**WORK INSTRUCTION**
In the mailing-list reply about an indexed gatherer, give the lines between "public static <T, R>" and "-> d.push(mapper.apply(idx.at++, e))", inclusive, again, substituting "fn" for "mapper".

**DOCUMENT PASSAGE**
..............................
Hi!

I've been thinking a bit about it [the problem] and arrived somewhere along the 
lines of it not necessarily being worth adding a new type to represent an index 
and an element (or trying to repurpose something existing), as I think the 
ergonomics of providing a mapper BiFunction is better, somewhere along the 
lines of:

public static <T, R> Gatherer<T, ?, R> mapIndexed(BiFunction<Long, ? super T, ? 
extends R> mapper) {
   class Index { long at = 0; }
   return Gatherer.ofSequential(
       Index::new,
       (idx, e, d) -> d.push(mapper.apply(idx.at++, e))
   );
}

(Using longs for indexing seems sensible for something which could have 
unbounded length)

Which would mean that if you have your own Pair class, or want to represent it 
as a Map.Entry, it's pretty straight-forward to do:

stream.gather(mapIndexed(Pair::of))...

It is unfortunate that parallelization takes a hit in this use-case, but 
knowing what indicies a sub-segment of the Stream has depends on the known size 
of the stream—and I wouldn't be surprised that out-of-order processing of 
indices can be surprising to people, so perhaps an ofSequential(…) isn't all 
that bad.

With that being said, including new Gatherers in the stdlib is important to be 
done only after thorough evaluation of need.

Cheers,
√


Viktor Klang
Software Architect, Java Platform Group
Oracle
________________________________
From: core-libs-dev <core-libs-dev-r...@openjdk.org> on behalf of Olexandr 
Rotan <rotanolexandr...@gmail.com>
Sent: Thursday, 5 December 2024 18:20
To: Henrik Wall <xehpuk....@gmail.com>
Cc: core-libs-dev <core-libs-dev@openjdk.org>
Subject: Re: JEP 473: Proposal for new built-in gatherer `indexed`


Hi. There has been a proposal from me (that Chen mentioned), approximately half 
a year ago. At the time I have insisted on creating stream sub interface, and 
even got a working prototype for sequential streams, but there have been such a 
huge complexity blowup in parallisation that I have just decided to drop it.
..............................
**SUPPLIED DATA**
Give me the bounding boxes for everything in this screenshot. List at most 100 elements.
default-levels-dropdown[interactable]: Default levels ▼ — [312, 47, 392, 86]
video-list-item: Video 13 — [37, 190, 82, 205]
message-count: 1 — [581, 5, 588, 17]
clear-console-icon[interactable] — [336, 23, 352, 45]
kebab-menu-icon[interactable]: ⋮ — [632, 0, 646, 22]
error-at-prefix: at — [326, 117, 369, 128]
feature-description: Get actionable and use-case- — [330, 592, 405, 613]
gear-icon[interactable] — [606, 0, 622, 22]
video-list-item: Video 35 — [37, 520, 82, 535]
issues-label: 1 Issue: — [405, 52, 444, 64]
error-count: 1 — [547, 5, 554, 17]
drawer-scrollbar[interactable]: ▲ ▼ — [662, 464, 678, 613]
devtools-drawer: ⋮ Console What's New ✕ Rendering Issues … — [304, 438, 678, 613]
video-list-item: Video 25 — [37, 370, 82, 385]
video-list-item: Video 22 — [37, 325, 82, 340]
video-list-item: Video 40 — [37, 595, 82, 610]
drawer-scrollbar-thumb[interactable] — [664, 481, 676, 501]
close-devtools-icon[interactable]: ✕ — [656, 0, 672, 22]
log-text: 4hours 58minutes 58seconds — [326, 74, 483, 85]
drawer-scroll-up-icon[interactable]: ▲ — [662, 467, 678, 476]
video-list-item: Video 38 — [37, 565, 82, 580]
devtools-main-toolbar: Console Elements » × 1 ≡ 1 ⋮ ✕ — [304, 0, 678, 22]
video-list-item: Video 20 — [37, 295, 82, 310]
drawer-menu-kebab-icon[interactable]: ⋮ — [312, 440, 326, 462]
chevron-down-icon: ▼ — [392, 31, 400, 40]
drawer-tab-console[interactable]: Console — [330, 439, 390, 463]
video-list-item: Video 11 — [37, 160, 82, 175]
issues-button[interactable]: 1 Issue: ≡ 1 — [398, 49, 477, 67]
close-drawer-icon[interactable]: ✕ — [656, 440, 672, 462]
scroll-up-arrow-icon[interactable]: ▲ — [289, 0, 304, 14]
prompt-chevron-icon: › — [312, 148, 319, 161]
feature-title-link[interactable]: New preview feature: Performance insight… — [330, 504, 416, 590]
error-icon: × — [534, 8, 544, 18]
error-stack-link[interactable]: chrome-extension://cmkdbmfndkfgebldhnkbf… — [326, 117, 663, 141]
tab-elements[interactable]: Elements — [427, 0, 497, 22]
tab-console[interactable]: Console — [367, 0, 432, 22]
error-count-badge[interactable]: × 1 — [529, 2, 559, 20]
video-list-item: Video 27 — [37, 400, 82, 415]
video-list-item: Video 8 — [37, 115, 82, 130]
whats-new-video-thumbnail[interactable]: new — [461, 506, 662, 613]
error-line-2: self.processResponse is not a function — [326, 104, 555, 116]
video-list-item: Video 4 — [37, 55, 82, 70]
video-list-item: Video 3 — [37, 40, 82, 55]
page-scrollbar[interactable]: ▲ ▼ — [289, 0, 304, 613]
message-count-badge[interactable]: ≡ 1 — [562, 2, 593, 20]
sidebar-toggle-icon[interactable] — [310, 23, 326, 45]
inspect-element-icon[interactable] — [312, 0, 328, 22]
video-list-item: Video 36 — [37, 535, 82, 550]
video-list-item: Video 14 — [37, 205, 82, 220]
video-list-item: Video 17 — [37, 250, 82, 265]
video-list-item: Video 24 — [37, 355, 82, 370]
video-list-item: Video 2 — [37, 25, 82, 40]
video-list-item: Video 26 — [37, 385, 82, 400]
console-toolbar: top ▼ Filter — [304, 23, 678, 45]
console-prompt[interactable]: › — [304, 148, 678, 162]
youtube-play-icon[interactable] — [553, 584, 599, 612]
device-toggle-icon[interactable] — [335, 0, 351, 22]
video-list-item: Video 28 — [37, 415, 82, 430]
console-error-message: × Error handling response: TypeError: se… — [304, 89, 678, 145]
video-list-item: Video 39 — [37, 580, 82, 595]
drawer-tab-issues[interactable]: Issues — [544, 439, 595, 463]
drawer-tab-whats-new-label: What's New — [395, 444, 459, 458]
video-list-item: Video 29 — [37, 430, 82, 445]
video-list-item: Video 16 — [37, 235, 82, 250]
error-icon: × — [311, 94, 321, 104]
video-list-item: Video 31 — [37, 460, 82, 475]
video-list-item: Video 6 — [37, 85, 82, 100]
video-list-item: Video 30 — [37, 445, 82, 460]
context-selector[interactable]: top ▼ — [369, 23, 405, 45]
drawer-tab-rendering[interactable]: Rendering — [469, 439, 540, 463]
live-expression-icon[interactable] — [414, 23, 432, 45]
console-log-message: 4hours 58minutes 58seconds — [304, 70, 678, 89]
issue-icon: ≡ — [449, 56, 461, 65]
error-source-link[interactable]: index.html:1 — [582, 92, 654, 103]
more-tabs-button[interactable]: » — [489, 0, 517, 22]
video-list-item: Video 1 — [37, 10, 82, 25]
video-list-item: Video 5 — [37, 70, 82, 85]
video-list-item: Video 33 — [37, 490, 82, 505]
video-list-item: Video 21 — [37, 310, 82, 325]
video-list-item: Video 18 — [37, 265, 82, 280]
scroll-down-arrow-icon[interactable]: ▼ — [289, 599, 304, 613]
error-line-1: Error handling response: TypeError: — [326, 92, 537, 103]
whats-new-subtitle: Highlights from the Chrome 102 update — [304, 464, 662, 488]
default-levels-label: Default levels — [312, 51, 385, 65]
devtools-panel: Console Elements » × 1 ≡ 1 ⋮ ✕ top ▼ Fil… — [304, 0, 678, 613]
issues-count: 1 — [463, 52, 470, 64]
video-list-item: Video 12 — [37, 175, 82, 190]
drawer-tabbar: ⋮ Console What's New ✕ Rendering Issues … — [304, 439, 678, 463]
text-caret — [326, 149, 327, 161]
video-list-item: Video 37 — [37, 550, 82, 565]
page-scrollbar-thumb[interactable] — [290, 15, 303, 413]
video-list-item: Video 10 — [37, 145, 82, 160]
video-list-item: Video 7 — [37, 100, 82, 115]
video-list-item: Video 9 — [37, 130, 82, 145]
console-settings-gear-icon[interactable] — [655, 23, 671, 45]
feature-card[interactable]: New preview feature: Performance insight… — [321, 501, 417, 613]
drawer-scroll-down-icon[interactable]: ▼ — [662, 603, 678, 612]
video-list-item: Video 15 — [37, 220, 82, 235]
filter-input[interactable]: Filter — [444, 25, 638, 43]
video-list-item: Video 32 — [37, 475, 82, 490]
..............................
**RESPONSE AREA**
public static <T, R> Gatherer<T, ?, R> mapIndexed(BiFunction<Long, ? super T, ? 
extends R> fn) {
   class Index { long at = 0; }
   return Gatherer.ofSequential(
       Index::new,
       (idx, e, d) -> d.push(fn.apply(idx.at++, e))